### Source material

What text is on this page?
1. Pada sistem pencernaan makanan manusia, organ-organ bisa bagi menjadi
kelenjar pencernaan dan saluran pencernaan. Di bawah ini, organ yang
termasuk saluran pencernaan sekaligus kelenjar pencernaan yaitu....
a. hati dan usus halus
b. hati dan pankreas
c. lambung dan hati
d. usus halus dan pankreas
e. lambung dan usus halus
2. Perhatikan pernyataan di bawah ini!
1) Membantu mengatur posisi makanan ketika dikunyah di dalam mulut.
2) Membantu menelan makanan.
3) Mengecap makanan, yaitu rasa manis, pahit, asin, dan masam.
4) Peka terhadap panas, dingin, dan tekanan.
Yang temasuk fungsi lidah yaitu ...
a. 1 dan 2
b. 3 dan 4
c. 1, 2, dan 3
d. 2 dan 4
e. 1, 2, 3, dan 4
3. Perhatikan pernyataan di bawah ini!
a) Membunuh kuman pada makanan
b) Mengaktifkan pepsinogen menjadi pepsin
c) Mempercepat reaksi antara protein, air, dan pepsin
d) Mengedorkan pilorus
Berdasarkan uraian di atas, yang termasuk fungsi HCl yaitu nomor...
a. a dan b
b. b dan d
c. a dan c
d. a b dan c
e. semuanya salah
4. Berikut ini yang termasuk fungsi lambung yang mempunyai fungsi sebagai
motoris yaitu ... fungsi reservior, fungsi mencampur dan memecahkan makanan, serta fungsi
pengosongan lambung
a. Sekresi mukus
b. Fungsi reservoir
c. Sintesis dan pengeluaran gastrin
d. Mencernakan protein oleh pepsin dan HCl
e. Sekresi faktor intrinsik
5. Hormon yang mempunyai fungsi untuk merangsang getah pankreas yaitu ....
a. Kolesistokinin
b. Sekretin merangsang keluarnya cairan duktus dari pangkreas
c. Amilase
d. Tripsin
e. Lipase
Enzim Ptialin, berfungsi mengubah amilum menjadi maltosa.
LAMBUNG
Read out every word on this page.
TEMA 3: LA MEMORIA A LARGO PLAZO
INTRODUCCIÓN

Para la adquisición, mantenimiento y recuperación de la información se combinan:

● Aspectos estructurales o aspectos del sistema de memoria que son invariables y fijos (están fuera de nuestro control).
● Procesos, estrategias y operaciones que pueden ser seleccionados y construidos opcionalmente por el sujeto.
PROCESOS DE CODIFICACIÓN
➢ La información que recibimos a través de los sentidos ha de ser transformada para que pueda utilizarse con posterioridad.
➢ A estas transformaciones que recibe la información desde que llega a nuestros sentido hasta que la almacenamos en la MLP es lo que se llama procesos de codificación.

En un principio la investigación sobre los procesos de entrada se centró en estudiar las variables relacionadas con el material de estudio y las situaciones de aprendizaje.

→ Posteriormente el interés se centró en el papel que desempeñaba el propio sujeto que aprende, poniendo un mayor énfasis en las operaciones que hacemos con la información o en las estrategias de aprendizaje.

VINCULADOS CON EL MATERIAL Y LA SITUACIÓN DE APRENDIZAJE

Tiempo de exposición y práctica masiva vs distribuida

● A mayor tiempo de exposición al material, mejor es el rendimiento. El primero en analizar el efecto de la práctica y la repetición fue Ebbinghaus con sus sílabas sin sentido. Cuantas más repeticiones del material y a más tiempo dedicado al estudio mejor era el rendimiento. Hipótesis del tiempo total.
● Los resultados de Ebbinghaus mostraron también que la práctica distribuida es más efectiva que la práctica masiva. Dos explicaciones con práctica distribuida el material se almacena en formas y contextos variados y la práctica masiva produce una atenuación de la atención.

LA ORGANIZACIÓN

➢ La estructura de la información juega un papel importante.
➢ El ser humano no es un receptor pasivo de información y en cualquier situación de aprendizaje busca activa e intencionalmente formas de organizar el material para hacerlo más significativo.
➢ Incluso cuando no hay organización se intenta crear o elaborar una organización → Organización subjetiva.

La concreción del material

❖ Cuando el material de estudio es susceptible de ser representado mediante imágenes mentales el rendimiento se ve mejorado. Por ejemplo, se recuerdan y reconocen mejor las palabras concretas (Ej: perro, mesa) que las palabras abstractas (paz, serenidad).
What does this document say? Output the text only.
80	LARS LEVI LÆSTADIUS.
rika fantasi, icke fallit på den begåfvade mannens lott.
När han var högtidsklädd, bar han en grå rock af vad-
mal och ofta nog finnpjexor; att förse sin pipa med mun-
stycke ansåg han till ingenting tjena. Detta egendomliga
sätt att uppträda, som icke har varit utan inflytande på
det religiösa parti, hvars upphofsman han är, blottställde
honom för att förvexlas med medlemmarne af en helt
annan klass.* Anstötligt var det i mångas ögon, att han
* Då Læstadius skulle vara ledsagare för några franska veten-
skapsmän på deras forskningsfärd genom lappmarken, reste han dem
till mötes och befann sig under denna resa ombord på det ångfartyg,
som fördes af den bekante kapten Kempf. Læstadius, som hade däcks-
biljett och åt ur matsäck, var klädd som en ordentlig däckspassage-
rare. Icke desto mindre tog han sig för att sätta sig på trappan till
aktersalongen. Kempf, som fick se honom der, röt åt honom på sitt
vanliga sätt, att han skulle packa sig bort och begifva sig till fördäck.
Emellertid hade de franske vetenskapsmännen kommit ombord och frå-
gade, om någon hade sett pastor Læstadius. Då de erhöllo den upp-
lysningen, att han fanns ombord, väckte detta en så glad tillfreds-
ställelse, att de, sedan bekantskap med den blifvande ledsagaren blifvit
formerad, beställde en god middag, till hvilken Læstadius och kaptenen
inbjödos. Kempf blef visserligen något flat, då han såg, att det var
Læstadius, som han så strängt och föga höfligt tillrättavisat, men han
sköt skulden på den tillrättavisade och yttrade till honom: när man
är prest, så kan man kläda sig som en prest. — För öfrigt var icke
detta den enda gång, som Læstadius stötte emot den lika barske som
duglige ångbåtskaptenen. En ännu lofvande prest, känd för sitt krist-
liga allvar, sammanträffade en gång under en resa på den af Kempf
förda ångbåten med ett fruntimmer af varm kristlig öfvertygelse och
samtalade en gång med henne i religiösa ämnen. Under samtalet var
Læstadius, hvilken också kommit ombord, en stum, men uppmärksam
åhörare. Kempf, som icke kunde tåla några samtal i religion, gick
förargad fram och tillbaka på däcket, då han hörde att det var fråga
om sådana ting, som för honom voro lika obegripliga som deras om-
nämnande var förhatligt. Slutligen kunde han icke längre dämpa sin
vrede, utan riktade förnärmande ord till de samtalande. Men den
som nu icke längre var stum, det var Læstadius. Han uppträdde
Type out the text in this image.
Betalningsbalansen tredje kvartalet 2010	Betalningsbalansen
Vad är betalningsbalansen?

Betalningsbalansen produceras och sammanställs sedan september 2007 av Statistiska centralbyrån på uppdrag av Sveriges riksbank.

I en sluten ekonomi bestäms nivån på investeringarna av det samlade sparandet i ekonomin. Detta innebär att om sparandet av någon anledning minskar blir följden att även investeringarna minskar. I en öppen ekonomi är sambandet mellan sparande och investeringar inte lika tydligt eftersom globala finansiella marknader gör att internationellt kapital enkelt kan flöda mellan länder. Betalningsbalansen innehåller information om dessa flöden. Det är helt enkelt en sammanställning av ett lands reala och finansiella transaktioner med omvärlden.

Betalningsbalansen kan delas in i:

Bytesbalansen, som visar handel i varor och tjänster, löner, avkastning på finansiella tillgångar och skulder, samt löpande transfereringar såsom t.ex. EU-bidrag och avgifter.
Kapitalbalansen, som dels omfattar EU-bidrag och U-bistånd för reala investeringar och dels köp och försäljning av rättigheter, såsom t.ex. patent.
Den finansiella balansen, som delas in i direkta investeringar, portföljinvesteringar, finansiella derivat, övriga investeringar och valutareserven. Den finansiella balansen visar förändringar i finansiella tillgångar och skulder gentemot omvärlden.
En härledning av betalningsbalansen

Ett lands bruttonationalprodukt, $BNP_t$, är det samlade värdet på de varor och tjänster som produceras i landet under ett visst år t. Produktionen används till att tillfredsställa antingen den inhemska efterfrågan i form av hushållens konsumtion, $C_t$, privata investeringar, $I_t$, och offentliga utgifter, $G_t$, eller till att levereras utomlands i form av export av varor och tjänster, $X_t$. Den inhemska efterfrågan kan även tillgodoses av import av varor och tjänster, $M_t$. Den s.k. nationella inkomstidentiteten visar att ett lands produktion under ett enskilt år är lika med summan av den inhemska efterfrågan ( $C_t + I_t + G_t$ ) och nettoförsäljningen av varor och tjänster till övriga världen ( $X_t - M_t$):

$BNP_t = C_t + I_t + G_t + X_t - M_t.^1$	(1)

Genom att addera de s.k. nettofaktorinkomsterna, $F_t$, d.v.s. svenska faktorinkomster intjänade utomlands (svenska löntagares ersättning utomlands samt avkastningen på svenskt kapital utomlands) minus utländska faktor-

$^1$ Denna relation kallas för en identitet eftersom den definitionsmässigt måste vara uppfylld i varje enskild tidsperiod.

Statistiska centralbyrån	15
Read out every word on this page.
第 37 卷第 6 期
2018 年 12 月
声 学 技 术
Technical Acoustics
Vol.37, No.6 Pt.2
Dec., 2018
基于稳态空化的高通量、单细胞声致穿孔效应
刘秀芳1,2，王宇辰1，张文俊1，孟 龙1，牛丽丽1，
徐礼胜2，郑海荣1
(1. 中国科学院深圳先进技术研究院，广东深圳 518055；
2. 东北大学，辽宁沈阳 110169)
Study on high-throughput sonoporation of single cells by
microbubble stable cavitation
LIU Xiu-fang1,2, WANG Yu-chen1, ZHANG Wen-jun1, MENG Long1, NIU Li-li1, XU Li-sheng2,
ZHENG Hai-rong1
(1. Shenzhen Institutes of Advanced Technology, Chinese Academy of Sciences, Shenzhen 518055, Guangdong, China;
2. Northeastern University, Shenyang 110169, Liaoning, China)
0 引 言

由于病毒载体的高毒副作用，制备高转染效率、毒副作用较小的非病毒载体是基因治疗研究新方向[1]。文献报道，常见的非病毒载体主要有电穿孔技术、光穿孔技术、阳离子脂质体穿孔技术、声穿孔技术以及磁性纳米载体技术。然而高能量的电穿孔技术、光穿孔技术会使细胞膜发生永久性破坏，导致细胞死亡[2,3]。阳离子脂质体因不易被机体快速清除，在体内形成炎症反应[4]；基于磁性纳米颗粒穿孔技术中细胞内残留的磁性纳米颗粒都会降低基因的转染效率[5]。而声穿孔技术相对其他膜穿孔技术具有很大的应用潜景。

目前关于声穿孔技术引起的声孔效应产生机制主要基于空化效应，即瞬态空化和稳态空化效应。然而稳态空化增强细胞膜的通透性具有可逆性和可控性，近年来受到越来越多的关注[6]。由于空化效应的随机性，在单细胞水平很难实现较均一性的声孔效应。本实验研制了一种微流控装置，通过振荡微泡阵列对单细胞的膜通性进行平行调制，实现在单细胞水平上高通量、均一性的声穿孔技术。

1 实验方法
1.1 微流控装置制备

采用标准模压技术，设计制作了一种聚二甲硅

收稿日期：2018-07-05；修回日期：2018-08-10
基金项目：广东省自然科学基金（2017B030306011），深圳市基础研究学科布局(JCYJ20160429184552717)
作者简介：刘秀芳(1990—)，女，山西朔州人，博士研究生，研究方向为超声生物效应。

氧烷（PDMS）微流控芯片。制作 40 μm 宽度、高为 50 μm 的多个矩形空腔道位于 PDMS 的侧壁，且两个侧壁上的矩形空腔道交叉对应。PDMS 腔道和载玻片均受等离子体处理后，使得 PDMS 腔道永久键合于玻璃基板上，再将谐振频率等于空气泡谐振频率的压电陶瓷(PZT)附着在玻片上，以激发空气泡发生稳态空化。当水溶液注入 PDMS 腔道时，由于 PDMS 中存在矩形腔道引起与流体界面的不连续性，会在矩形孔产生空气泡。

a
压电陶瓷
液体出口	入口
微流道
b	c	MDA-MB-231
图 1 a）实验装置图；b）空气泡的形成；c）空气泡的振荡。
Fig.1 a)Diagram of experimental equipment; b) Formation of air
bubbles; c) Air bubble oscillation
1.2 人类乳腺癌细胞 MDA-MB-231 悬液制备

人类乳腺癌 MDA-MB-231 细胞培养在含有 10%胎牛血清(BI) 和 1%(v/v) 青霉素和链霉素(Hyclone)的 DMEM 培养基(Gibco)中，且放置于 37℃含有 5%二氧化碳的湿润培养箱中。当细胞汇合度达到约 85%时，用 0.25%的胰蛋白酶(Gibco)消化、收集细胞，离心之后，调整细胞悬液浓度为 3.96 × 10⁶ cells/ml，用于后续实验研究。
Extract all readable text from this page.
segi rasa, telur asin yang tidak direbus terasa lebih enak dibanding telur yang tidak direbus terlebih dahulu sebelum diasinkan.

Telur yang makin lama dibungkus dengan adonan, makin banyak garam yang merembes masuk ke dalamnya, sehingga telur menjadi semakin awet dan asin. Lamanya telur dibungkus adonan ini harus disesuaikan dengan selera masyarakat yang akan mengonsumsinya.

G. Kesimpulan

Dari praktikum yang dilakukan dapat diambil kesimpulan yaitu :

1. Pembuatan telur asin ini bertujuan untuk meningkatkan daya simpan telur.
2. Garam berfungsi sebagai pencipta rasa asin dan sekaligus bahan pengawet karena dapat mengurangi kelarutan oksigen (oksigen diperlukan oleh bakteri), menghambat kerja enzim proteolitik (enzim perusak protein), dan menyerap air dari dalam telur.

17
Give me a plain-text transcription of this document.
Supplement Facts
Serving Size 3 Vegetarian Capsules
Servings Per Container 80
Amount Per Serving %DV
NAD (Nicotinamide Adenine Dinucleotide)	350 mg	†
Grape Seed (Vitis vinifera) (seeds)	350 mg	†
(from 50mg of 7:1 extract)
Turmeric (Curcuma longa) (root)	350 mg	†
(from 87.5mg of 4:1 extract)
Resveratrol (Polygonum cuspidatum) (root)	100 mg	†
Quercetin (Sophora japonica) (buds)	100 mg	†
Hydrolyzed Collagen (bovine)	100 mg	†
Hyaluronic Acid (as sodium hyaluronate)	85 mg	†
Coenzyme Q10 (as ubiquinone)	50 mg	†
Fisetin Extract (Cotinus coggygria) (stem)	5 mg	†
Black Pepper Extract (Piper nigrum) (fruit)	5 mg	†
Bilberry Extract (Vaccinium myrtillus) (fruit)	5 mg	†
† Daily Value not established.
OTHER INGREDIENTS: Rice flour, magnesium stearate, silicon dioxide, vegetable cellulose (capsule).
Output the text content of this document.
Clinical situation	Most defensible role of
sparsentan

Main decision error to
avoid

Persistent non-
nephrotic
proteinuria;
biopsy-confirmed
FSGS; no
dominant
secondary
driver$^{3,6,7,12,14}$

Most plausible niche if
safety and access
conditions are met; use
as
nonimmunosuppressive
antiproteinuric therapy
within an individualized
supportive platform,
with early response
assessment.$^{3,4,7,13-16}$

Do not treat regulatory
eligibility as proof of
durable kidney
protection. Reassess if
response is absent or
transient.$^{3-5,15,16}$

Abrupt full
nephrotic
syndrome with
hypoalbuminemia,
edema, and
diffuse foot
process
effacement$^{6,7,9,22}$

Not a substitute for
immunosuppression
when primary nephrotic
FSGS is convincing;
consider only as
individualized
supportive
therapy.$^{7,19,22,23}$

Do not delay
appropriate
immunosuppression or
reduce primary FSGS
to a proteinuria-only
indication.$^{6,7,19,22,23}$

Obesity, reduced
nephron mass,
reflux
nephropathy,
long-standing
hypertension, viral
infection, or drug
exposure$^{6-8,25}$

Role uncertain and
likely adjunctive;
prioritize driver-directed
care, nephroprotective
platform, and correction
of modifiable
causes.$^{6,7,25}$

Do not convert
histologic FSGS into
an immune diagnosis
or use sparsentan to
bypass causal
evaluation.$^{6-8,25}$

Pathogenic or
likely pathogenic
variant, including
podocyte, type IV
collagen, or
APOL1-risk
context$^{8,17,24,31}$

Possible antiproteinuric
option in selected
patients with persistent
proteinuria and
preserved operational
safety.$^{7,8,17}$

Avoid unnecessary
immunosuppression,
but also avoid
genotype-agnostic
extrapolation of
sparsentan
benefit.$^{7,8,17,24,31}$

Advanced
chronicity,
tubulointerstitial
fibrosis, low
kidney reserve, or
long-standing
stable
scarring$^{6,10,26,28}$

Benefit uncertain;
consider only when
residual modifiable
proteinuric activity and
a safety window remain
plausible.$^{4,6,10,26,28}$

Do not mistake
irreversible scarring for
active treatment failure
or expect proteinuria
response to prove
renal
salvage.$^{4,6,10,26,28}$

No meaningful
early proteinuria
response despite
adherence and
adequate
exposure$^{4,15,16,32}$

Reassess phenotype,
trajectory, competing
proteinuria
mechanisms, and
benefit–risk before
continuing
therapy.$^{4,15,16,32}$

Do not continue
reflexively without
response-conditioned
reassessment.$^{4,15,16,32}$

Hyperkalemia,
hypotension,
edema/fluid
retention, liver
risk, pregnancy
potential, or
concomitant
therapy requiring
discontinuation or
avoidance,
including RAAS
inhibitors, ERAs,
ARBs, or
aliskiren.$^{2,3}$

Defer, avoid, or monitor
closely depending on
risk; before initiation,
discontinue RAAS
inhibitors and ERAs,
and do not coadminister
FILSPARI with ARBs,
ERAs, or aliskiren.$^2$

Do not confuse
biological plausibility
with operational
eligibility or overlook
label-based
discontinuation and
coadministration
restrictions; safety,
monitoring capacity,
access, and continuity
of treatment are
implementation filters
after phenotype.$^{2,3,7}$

######

Work to be completed:
Find the word "this" in the entries above, then copy each line that holds it.

Expected answer:
What text is on this page?
Read out every word on this page.
What does this document say? Output the text only.
Type out the text in this image.
Read out every word on this page.
Extract all readable text from this page.
Give me a plain-text transcription of this document.
Output the text content of this document.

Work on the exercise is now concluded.